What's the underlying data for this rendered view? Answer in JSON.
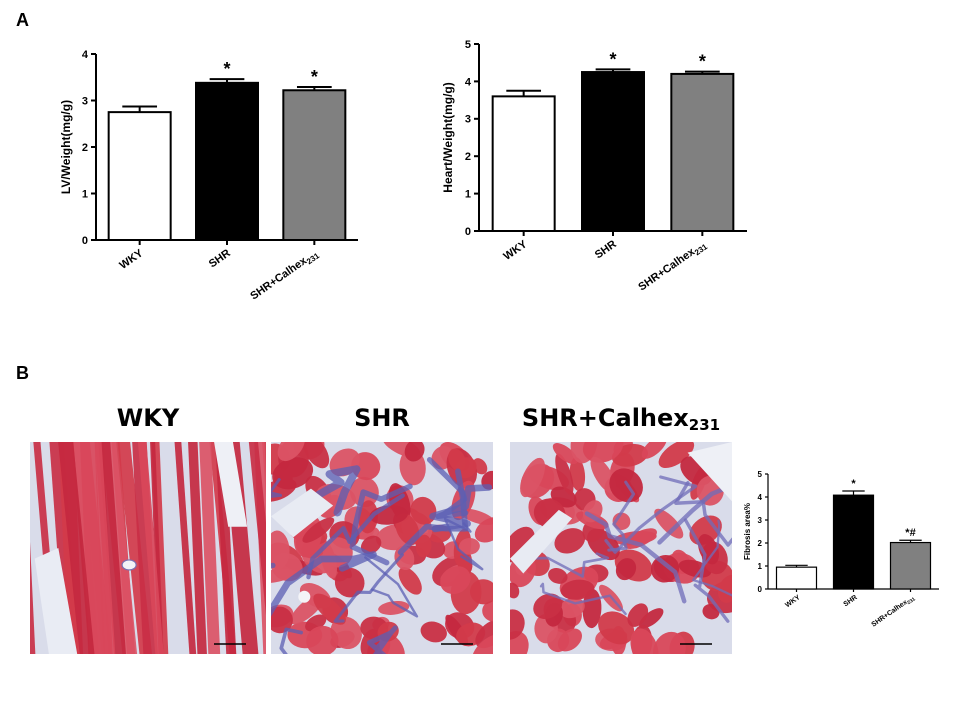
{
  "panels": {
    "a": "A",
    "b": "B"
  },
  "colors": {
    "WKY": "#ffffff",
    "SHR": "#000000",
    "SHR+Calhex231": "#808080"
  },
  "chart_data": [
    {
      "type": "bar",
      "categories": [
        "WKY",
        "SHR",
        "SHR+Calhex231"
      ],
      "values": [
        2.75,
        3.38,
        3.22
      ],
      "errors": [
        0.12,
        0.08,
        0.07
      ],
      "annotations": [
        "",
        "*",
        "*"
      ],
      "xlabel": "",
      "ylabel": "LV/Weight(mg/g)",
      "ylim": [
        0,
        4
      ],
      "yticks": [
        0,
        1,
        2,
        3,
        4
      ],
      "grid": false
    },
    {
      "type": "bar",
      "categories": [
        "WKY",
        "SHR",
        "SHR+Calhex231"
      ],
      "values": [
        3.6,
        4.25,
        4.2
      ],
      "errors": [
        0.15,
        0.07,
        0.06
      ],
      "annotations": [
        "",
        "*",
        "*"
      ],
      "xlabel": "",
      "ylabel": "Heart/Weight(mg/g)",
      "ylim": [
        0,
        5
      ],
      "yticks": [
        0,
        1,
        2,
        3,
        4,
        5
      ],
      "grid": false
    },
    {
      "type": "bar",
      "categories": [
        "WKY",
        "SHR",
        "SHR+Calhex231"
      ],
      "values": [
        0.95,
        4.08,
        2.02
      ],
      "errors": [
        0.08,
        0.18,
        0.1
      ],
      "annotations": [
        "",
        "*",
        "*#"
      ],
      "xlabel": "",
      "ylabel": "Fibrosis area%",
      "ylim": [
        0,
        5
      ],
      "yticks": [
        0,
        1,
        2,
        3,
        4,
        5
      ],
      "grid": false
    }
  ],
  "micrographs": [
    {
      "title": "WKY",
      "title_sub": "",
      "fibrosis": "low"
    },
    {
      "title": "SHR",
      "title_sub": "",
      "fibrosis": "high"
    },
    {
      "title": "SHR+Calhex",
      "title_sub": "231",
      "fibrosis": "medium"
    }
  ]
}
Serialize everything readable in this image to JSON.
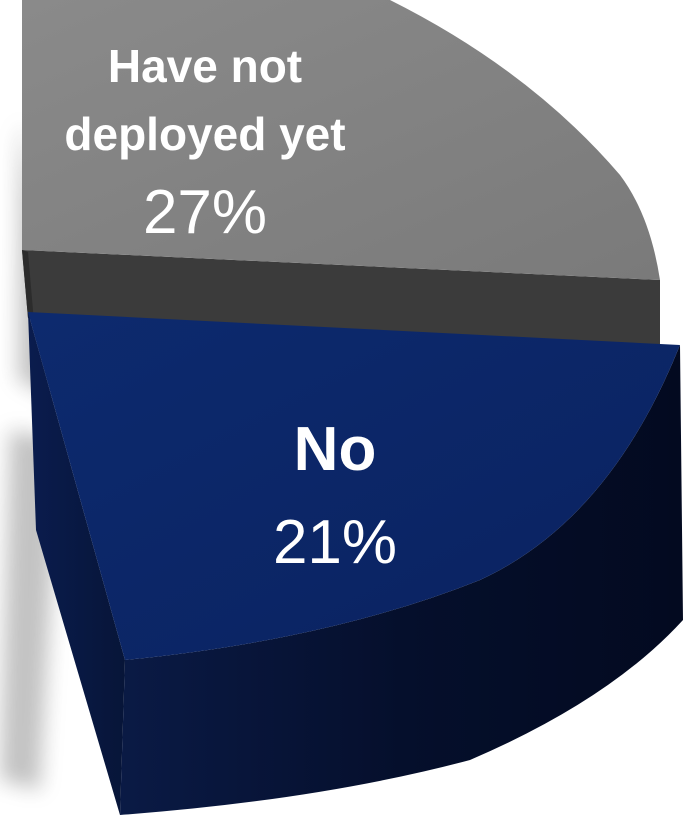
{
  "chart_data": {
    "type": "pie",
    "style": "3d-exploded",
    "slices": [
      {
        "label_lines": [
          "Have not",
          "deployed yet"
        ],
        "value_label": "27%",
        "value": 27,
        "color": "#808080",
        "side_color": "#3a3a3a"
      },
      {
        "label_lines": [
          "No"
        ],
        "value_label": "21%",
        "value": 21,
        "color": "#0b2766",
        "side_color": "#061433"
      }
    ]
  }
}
######
Reproduce the lines of the listing exactly, starting at the one that contains "Serialize everything readable" and continuing through the final line, but leave out the pictures.

Serialize everything readable in this image to JSON.
{
  "chart_data": {
    "type": "pie",
    "style": "3d-exploded",
    "slices": [
      {
        "label_lines": [
          "Have not",
          "deployed yet"
        ],
        "value_label": "27%",
        "value": 27,
        "color": "#808080",
        "side_color": "#3a3a3a"
      },
      {
        "label_lines": [
          "No"
        ],
        "value_label": "21%",
        "value": 21,
        "color": "#0b2766",
        "side_color": "#061433"
      }
    ]
  }
}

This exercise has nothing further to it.